WHAT IS NEEDED: Copy every line that mentions the word "ffffff".

RECORDS FOR THIS EXERCISE:

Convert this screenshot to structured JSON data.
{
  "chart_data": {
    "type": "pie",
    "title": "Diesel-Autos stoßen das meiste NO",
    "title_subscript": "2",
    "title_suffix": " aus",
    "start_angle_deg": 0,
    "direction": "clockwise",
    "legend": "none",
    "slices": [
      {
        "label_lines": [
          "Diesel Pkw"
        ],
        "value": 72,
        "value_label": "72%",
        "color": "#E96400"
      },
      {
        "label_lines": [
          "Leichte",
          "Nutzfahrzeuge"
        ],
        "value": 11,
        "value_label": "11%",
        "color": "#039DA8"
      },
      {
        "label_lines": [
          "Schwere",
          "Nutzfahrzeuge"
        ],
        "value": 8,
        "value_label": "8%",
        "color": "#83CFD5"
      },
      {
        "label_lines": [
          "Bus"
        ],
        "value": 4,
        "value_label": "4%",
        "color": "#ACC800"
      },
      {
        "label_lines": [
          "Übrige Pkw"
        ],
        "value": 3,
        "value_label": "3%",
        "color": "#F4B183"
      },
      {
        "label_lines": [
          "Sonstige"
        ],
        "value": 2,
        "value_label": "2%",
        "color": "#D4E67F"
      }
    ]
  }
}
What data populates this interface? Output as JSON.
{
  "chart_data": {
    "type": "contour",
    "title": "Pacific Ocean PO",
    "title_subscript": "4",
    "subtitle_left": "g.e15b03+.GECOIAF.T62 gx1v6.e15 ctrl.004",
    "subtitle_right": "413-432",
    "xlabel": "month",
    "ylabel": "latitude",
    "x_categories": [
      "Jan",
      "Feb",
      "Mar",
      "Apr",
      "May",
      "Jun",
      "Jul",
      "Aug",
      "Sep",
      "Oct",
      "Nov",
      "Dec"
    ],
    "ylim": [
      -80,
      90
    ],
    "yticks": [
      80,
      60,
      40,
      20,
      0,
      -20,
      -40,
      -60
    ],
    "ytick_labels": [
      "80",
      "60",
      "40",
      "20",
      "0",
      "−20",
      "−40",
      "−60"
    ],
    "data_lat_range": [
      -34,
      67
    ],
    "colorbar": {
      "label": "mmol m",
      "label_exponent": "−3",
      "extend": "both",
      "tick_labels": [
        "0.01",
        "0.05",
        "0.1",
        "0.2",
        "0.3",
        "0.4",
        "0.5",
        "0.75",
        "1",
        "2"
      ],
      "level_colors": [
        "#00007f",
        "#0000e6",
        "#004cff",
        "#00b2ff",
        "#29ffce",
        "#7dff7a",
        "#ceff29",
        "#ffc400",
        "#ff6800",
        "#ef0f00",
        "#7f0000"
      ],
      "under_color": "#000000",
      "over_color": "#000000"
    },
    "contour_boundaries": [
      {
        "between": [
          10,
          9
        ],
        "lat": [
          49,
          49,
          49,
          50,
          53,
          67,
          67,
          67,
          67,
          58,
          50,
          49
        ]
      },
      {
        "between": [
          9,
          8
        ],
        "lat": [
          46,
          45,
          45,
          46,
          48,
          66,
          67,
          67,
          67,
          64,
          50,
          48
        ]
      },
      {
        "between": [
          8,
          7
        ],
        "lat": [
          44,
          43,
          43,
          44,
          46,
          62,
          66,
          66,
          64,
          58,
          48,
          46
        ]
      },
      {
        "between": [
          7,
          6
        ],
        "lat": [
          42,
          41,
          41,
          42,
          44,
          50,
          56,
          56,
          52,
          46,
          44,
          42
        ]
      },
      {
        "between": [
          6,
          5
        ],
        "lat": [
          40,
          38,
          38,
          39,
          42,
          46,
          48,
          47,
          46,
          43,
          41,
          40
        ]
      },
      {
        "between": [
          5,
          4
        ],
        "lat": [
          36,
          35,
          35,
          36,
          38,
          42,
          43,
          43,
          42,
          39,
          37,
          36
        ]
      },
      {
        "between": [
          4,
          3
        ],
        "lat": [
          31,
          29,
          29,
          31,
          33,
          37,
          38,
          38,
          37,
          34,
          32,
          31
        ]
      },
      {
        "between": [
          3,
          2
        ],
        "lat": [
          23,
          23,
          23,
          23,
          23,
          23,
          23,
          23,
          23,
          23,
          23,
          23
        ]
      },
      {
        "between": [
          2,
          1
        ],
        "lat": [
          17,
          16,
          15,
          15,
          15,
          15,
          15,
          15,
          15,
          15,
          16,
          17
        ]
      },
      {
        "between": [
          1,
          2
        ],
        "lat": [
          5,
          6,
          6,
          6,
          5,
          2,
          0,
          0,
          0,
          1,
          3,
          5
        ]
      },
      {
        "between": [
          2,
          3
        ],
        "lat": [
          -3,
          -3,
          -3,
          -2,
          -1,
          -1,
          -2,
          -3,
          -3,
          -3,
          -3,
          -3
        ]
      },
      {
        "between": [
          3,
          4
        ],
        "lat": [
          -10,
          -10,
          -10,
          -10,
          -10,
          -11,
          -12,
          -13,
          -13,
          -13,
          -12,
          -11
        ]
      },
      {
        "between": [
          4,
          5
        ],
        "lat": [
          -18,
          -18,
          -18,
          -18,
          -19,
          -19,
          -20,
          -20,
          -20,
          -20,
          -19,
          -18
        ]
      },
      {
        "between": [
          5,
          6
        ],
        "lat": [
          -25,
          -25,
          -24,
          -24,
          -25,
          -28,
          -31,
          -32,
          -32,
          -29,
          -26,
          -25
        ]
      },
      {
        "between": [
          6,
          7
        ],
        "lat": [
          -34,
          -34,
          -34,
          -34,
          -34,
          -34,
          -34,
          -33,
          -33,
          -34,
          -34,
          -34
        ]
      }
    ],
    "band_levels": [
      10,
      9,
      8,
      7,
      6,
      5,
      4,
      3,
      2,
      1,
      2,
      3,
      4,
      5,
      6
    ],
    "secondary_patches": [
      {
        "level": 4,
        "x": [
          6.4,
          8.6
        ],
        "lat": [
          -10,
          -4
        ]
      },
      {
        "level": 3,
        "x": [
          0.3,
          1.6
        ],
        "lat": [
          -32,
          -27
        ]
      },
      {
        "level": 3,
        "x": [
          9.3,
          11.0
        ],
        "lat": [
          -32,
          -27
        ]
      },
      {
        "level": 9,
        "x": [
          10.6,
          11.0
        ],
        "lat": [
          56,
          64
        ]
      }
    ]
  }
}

--

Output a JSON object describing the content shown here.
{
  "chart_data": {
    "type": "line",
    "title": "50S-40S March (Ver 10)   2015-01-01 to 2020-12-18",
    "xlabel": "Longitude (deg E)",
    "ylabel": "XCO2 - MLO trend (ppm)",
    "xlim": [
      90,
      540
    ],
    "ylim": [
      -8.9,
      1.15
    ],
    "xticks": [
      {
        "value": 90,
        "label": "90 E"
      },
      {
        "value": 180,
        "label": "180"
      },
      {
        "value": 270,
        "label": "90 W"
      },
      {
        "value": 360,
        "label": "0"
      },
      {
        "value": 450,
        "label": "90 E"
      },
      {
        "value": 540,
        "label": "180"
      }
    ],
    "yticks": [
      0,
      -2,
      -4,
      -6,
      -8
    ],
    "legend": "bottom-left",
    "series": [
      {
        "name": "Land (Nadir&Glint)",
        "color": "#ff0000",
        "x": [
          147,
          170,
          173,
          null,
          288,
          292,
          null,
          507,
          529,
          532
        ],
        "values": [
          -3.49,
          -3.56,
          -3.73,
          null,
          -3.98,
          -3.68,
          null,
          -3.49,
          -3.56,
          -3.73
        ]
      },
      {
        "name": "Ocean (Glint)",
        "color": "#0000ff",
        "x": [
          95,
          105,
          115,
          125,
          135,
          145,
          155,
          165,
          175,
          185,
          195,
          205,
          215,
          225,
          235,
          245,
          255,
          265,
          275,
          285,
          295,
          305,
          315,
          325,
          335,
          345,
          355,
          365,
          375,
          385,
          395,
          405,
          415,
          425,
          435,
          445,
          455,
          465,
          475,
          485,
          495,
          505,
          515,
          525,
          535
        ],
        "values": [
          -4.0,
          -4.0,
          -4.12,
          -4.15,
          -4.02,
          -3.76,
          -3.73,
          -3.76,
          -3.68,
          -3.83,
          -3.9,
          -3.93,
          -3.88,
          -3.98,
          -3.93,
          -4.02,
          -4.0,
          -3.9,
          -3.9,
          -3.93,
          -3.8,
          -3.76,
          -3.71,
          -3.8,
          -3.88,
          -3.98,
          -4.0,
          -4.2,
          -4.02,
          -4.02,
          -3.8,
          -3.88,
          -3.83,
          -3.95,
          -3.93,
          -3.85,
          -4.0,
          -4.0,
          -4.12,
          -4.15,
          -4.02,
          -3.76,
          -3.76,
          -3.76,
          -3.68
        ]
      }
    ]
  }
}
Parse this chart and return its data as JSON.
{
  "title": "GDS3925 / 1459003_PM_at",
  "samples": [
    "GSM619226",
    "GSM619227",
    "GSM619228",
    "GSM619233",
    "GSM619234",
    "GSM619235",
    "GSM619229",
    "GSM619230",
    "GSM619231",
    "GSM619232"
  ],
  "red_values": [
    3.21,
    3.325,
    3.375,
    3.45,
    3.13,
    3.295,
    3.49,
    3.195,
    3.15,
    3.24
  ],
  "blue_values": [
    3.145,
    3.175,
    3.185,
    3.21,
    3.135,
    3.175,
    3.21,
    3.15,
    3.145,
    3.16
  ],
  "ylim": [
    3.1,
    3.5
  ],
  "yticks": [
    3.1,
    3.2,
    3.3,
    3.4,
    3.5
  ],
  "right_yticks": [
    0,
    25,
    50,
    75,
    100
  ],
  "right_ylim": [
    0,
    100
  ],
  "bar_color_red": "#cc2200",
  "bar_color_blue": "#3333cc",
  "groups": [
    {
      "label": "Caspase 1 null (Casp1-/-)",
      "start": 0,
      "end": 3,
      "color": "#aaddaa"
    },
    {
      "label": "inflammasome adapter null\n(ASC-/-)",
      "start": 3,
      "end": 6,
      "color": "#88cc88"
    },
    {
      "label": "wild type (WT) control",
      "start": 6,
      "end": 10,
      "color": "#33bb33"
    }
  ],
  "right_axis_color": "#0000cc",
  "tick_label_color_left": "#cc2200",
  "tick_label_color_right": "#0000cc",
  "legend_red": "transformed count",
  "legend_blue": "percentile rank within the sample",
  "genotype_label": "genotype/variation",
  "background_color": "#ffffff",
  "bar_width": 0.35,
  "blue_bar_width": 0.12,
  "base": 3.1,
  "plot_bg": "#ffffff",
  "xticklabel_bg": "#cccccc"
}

EXERCISE ANSWER:
  "background_color": "#ffffff",
  "plot_bg": "#ffffff",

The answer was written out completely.